→ **RECORDS TO USE**:
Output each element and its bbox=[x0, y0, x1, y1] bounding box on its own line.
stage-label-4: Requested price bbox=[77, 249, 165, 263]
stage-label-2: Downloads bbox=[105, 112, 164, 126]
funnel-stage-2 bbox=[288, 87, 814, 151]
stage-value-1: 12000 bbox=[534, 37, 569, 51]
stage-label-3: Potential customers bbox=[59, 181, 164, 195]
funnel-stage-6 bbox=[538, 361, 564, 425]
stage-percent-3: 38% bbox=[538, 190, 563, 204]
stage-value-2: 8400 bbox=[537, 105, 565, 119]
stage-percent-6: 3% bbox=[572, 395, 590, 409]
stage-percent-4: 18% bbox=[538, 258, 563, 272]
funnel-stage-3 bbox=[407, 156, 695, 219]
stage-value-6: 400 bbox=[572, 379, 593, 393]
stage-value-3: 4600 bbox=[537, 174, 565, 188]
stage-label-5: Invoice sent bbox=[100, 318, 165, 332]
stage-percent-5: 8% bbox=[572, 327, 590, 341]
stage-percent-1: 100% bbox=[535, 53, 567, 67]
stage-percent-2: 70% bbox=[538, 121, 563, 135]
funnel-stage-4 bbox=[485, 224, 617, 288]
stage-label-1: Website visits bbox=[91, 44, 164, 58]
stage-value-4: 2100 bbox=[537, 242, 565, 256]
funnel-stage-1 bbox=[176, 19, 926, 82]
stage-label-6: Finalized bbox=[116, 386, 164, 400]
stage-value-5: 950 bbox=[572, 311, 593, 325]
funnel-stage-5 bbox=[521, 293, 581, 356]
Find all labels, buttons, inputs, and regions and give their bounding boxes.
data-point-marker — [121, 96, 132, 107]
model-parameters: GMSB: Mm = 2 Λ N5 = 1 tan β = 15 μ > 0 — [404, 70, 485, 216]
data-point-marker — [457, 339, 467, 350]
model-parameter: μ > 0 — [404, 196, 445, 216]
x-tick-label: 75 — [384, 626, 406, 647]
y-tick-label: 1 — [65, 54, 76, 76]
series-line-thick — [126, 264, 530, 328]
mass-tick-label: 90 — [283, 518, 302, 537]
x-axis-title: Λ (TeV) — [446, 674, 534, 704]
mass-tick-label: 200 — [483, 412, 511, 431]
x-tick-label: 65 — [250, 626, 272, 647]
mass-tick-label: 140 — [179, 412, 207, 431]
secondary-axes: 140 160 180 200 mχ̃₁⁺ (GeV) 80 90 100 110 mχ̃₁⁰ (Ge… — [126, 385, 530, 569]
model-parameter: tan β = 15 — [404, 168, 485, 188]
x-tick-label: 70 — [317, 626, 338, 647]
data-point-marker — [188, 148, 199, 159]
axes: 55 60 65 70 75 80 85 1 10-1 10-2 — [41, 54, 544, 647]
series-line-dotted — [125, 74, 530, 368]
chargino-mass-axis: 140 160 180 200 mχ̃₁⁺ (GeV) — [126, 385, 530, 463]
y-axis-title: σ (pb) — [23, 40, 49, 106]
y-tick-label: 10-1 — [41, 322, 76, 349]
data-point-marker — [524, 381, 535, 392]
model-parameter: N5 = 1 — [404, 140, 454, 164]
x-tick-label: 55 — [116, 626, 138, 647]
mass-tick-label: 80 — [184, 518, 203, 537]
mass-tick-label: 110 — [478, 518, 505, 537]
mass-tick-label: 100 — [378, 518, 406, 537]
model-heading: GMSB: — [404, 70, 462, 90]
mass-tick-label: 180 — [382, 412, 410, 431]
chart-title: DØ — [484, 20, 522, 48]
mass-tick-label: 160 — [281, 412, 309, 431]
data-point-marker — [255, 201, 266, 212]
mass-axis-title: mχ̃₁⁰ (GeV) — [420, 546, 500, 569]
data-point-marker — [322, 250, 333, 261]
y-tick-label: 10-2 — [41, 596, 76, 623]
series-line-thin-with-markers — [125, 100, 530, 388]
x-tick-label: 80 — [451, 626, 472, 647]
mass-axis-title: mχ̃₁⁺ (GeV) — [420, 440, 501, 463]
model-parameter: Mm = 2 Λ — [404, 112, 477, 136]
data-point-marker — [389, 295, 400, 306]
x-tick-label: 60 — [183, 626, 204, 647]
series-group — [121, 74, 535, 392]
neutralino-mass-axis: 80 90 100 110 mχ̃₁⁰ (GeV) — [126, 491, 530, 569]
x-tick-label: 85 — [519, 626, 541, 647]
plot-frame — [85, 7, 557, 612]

→ **THE TASK**: Format everything from the first of the lines above down to the line containing "stage-percent-4: 18% bbox=[538, 258, 563, 272]", inclusive, as a JSON list of strings with one string per line and no blank lines.

→ **FINAL RESULT**:
[
  "Output each element and its bbox=[x0, y0, x1, y1] bounding box on its own line.",
  "stage-label-4: Requested price bbox=[77, 249, 165, 263]",
  "stage-label-2: Downloads bbox=[105, 112, 164, 126]",
  "funnel-stage-2 bbox=[288, 87, 814, 151]",
  "stage-value-1: 12000 bbox=[534, 37, 569, 51]",
  "stage-label-3: Potential customers bbox=[59, 181, 164, 195]",
  "funnel-stage-6 bbox=[538, 361, 564, 425]",
  "stage-percent-3: 38% bbox=[538, 190, 563, 204]",
  "stage-value-2: 8400 bbox=[537, 105, 565, 119]",
  "stage-percent-6: 3% bbox=[572, 395, 590, 409]",
  "stage-percent-4: 18% bbox=[538, 258, 563, 272]"
]